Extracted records
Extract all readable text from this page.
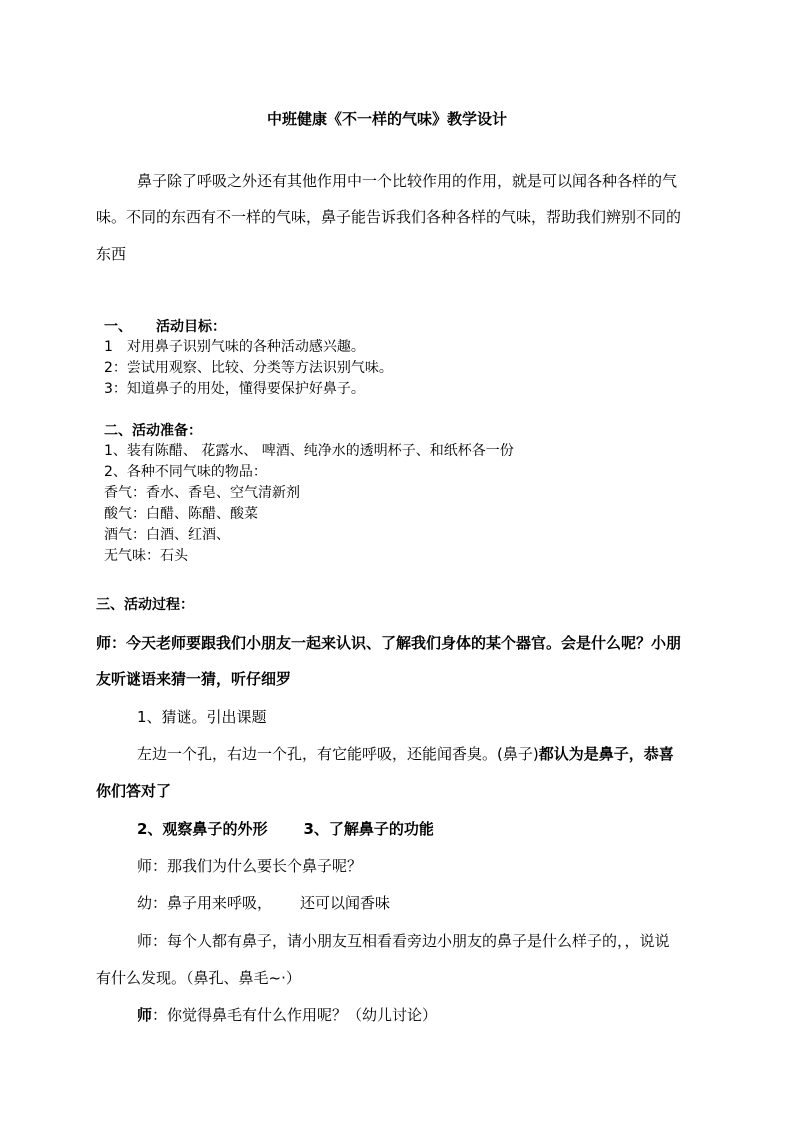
中班健康《不一样的气味》教学设计
鼻子除了呼吸之外还有其他作用中一个比较作用的作用，就是可以闻各种各样的气
味。不同的东西有不一样的气味，鼻子能告诉我们各种各样的气味，帮助我们辨别不同的
东西
一、 活动目标：
1　对用鼻子识别气味的各种活动感兴趣。
2：尝试用观察、比较、分类等方法识别气味。
3：知道鼻子的用处，懂得要保护好鼻子。
二、活动准备：
1、装有陈醋、 花露水、 啤酒、纯净水的透明杯子、和纸杯各一份
2、各种不同气味的物品：
香气：香水、香皂、空气清新剂
酸气：白醋、陈醋、酸菜
酒气：白酒、红酒、
无气味：石头
三、活动过程：
师：今天老师要跟我们小朋友一起来认识、了解我们身体的某个器官。会是什么呢？小朋
友听谜语来猜一猜，听仔细罗
1、猜谜。引出课题
左边一个孔，右边一个孔，有它能呼吸，还能闻香臭。(鼻子)都认为是鼻子，恭喜
你们答对了
2、观察鼻子的外形 3、了解鼻子的功能
师：那我们为什么要长个鼻子呢？
幼：鼻子用来呼吸， 还可以闻香味
师：每个人都有鼻子，请小朋友互相看看旁边小朋友的鼻子是什么样子的，，说说
有什么发现。（鼻孔、鼻毛~·）
师：你觉得鼻毛有什么作用呢？（幼儿讨论）
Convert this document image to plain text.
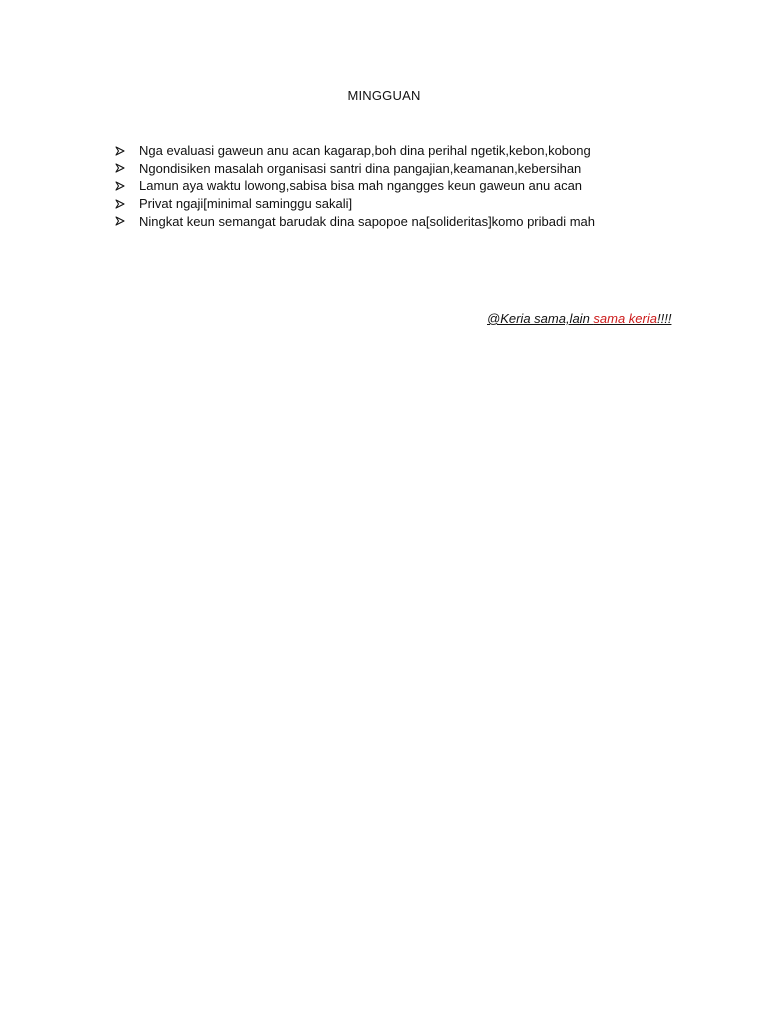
MINGGUAN
Nga evaluasi gaweun anu acan kagarap,boh dina perihal ngetik,kebon,kobong
Ngondisiken masalah organisasi santri dina pangajian,keamanan,kebersihan
Lamun aya waktu lowong,sabisa bisa mah ngangges keun gaweun anu acan
Privat ngaji[minimal saminggu sakali]
Ningkat keun semangat barudak dina sapopoe na[solideritas]komo pribadi mah
@Keria sama,lain sama keria!!!!
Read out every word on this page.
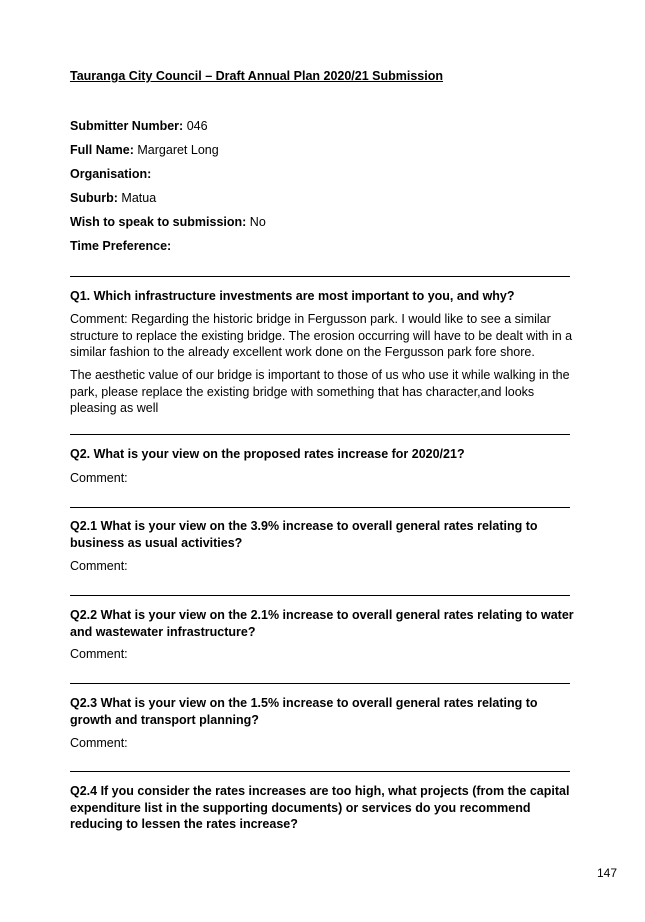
Tauranga City Council – Draft Annual Plan 2020/21 Submission
Submitter Number: 046
Full Name: Margaret Long
Organisation:
Suburb: Matua
Wish to speak to submission: No
Time Preference:
Q1. Which infrastructure investments are most important to you, and why?
Comment: Regarding the historic bridge in Fergusson park. I would like to see a similar structure to replace the existing bridge. The erosion occurring will have to be dealt with in a similar fashion to the already excellent work done on the Fergusson park fore shore.
The aesthetic value of our bridge is important to those of us who use it while walking in the park, please replace the existing bridge with something that has character,and looks pleasing as well
Q2. What is your view on the proposed rates increase for 2020/21?
Comment:
Q2.1 What is your view on the 3.9% increase to overall general rates relating to business as usual activities?
Comment:
Q2.2 What is your view on the 2.1% increase to overall general rates relating to water and wastewater infrastructure?
Comment:
Q2.3 What is your view on the 1.5% increase to overall general rates relating to growth and transport planning?
Comment:
Q2.4 If you consider the rates increases are too high, what projects (from the capital expenditure list in the supporting documents) or services do you recommend reducing to lessen the rates increase?
147
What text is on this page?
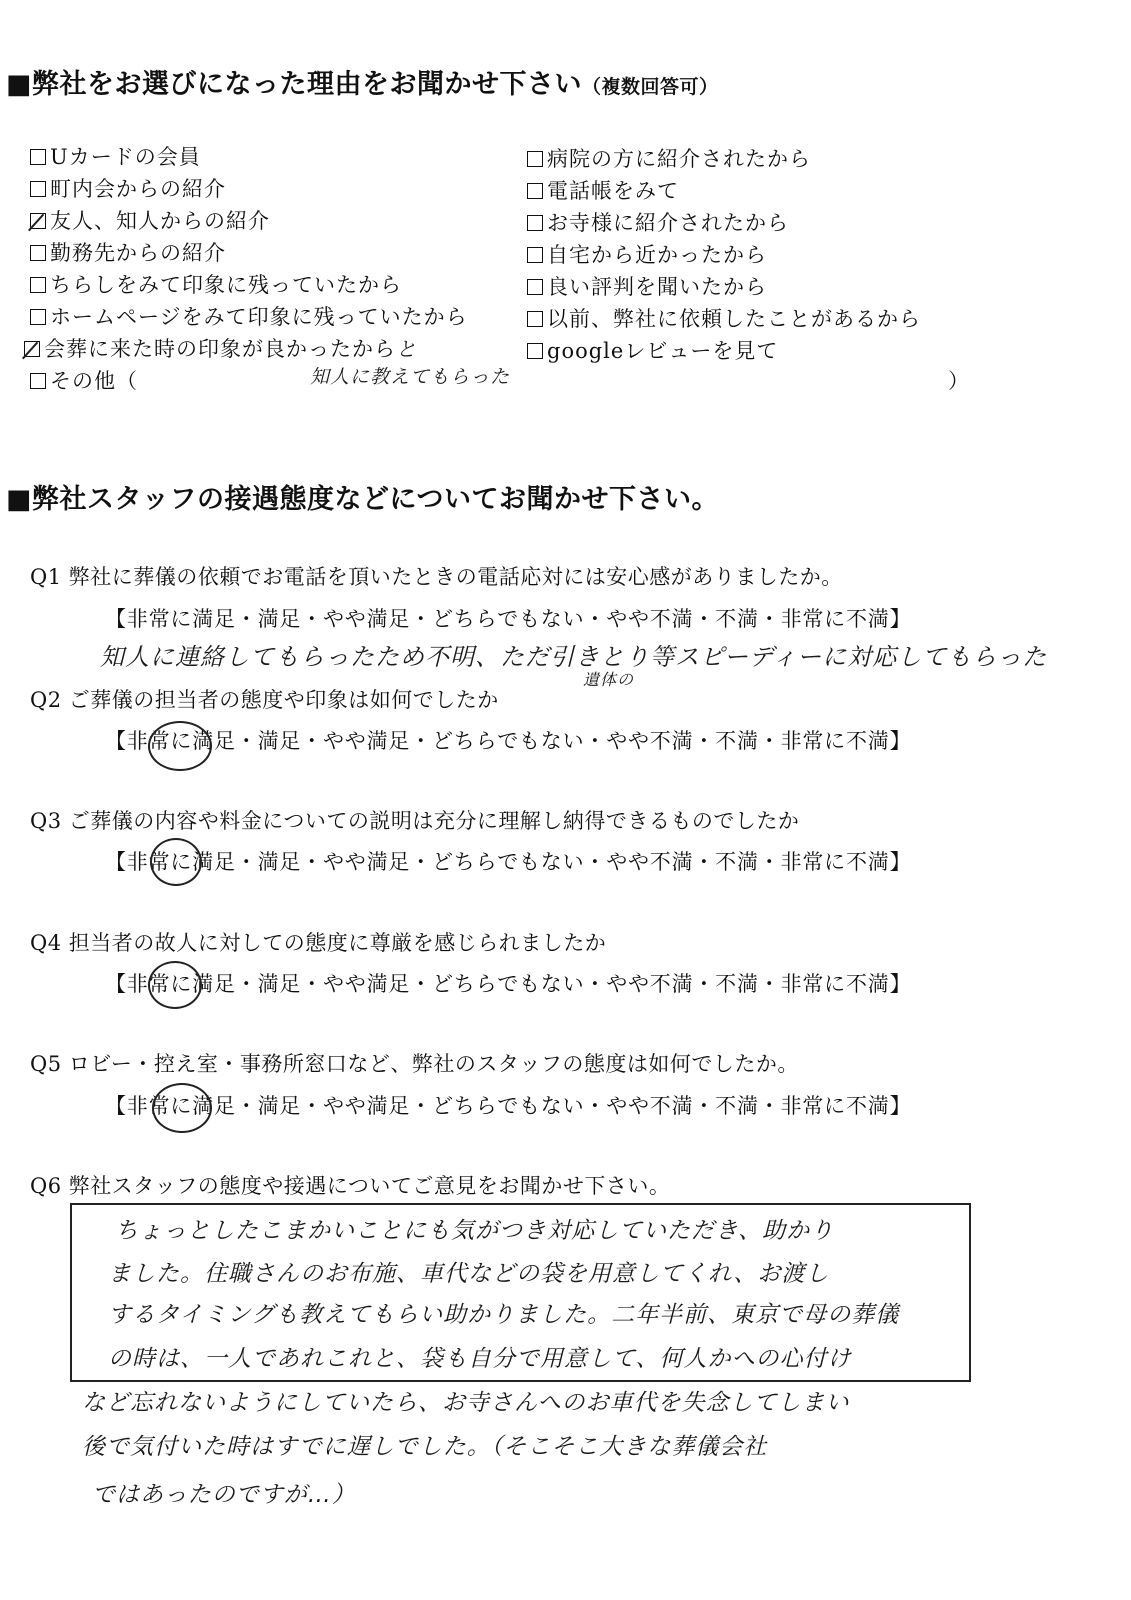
■弊社をお選びになった理由をお聞かせ下さい（複数回答可）
Uカードの会員
町内会からの紹介
友人、知人からの紹介
勤務先からの紹介
ちらしをみて印象に残っていたから
ホームページをみて印象に残っていたから
会葬に来た時の印象が良かったからと
その他（	知人に教えてもらった	）
病院の方に紹介されたから
電話帳をみて
お寺様に紹介されたから
自宅から近かったから
良い評判を聞いたから
以前、弊社に依頼したことがあるから
googleレビューを見て
■弊社スタッフの接遇態度などについてお聞かせ下さい。
Q1 弊社に葬儀の依頼でお電話を頂いたときの電話応対には安心感がありましたか。
【非常に満足・満足・やや満足・どちらでもない・やや不満・不満・非常に不満】
知人に連絡してもらったため不明、ただ引きとり等スピーディーに対応してもらった
遺体の
Q2 ご葬儀の担当者の態度や印象は如何でしたか
【非常に満足・満足・やや満足・どちらでもない・やや不満・不満・非常に不満】
Q3 ご葬儀の内容や料金についての説明は充分に理解し納得できるものでしたか
【非常に満足・満足・やや満足・どちらでもない・やや不満・不満・非常に不満】
Q4 担当者の故人に対しての態度に尊厳を感じられましたか
【非常に満足・満足・やや満足・どちらでもない・やや不満・不満・非常に不満】
Q5 ロビー・控え室・事務所窓口など、弊社のスタッフの態度は如何でしたか。
【非常に満足・満足・やや満足・どちらでもない・やや不満・不満・非常に不満】
Q6 弊社スタッフの態度や接遇についてご意見をお聞かせ下さい。
ちょっとしたこまかいことにも気がつき対応していただき、助かり
ました。住職さんのお布施、車代などの袋を用意してくれ、お渡し
するタイミングも教えてもらい助かりました。二年半前、東京で母の葬儀
の時は、一人であれこれと、袋も自分で用意して、何人かへの心付け
など忘れないようにしていたら、お寺さんへのお車代を失念してしまい
後で気付いた時はすでに遅しでした。（そこそこ大きな葬儀会社
ではあったのですが…）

PROMPT: List all lines holding the string "important".

SOLUTION FOR THIS TASK:
Q1. Which infrastructure investments are most important to you, and why?
The aesthetic value of our bridge is important to those of us who use it while walking in the park, please replace the existing bridge with something that has character,and looks pleasing as well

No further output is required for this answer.